WHAT IS REQUIRED: Your task is to repeat the entries exactly. Leave the pictures out.

EXCERPTED RECORDS:
--- BEGIN ---

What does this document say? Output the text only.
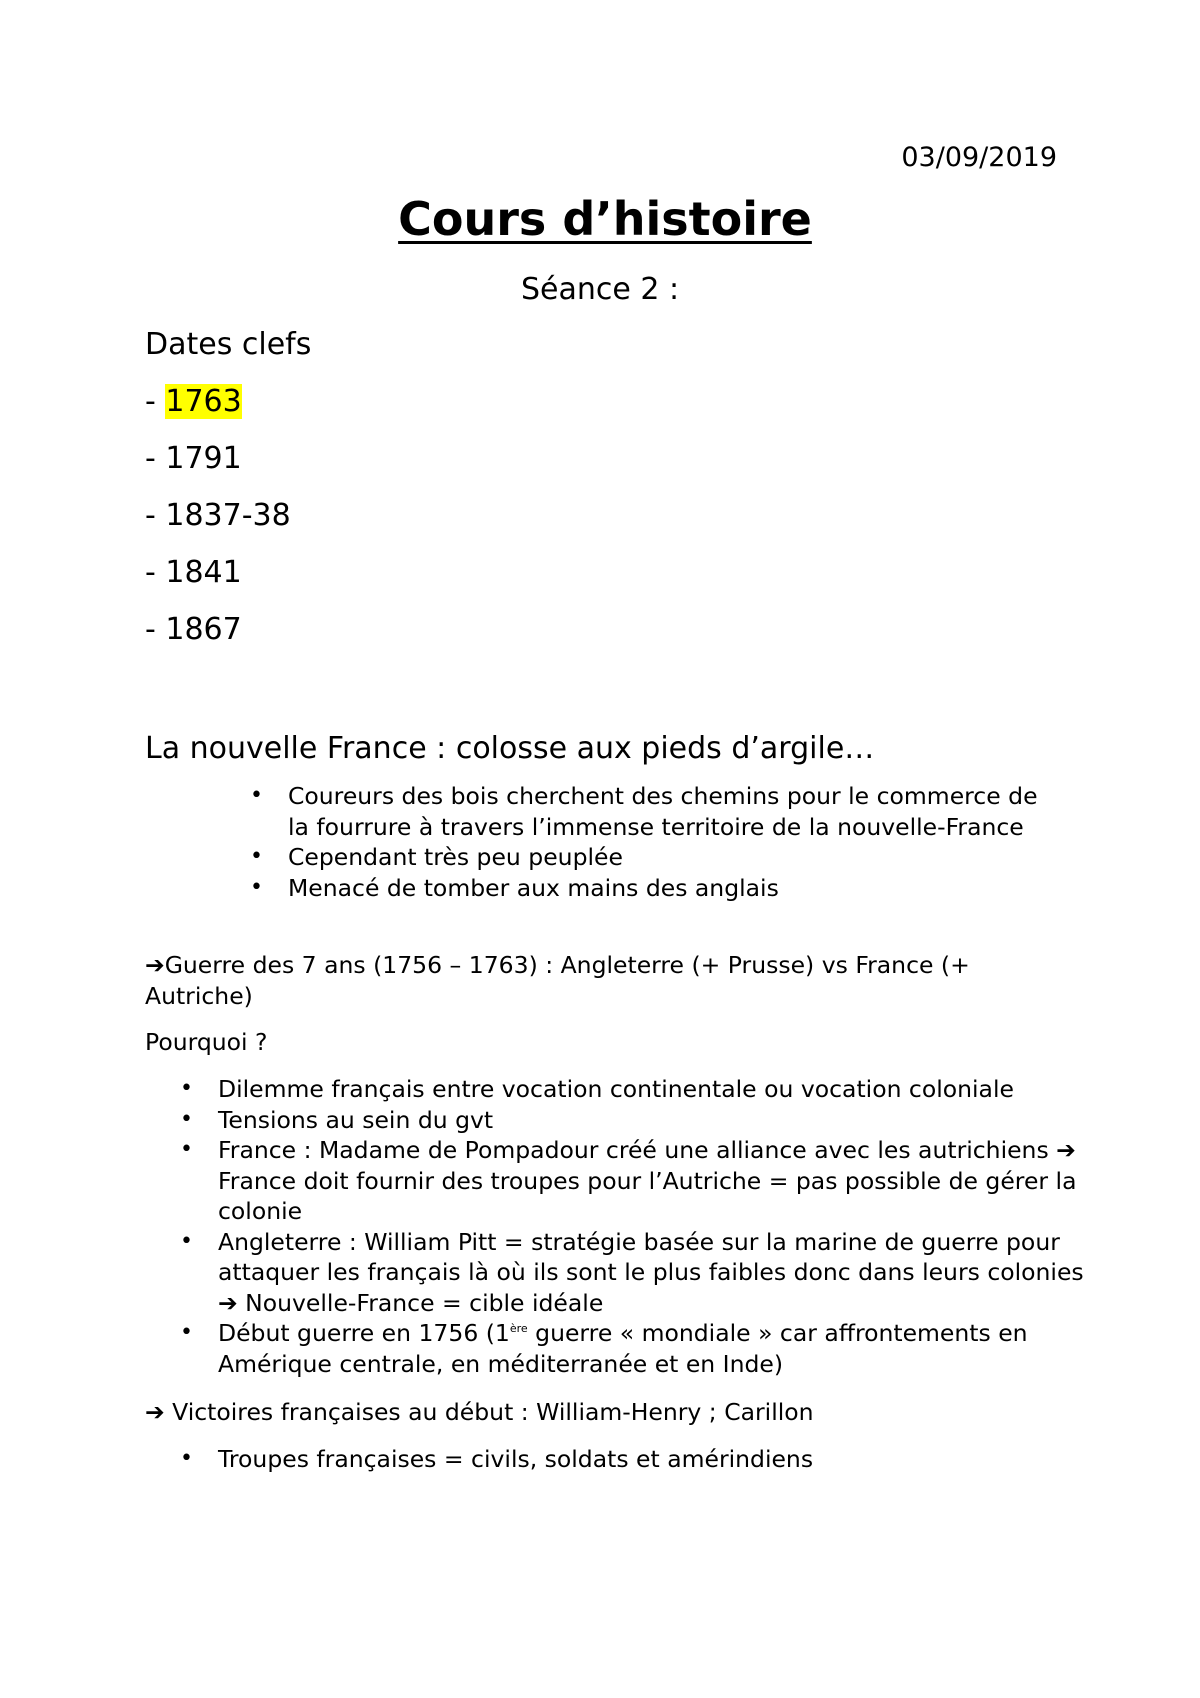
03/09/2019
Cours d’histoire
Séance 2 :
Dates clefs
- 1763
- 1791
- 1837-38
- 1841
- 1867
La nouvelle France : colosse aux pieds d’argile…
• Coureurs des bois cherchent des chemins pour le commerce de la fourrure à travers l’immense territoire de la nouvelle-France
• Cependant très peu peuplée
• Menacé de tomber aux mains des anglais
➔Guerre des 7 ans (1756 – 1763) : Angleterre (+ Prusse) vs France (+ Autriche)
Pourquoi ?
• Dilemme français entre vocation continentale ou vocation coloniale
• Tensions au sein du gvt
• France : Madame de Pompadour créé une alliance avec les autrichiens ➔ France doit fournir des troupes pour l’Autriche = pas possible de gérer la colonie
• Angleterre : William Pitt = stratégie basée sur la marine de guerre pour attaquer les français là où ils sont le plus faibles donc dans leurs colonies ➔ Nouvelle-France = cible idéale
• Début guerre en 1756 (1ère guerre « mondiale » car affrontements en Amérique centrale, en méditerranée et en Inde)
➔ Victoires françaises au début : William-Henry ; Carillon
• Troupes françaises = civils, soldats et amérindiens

--- END ---

EXERCISE RESPONSE:
What does this document say? Output the text only.
03/09/2019
Cours d’histoire
Séance 2 :
Dates clefs
- 1763
- 1791
- 1837-38
- 1841
- 1867
La nouvelle France : colosse aux pieds d’argile…
• Coureurs des bois cherchent des chemins pour le commerce de la fourrure à travers l’immense territoire de la nouvelle-France
• Cependant très peu peuplée
• Menacé de tomber aux mains des anglais
➔Guerre des 7 ans (1756 – 1763) : Angleterre (+ Prusse) vs France (+ Autriche)
Pourquoi ?
• Dilemme français entre vocation continentale ou vocation coloniale
• Tensions au sein du gvt
• France : Madame de Pompadour créé une alliance avec les autrichiens ➔ France doit fournir des troupes pour l’Autriche = pas possible de gérer la colonie
• Angleterre : William Pitt = stratégie basée sur la marine de guerre pour attaquer les français là où ils sont le plus faibles donc dans leurs colonies ➔ Nouvelle-France = cible idéale
• Début guerre en 1756 (1ère guerre « mondiale » car affrontements en Amérique centrale, en méditerranée et en Inde)
➔ Victoires françaises au début : William-Henry ; Carillon
• Troupes françaises = civils, soldats et amérindiens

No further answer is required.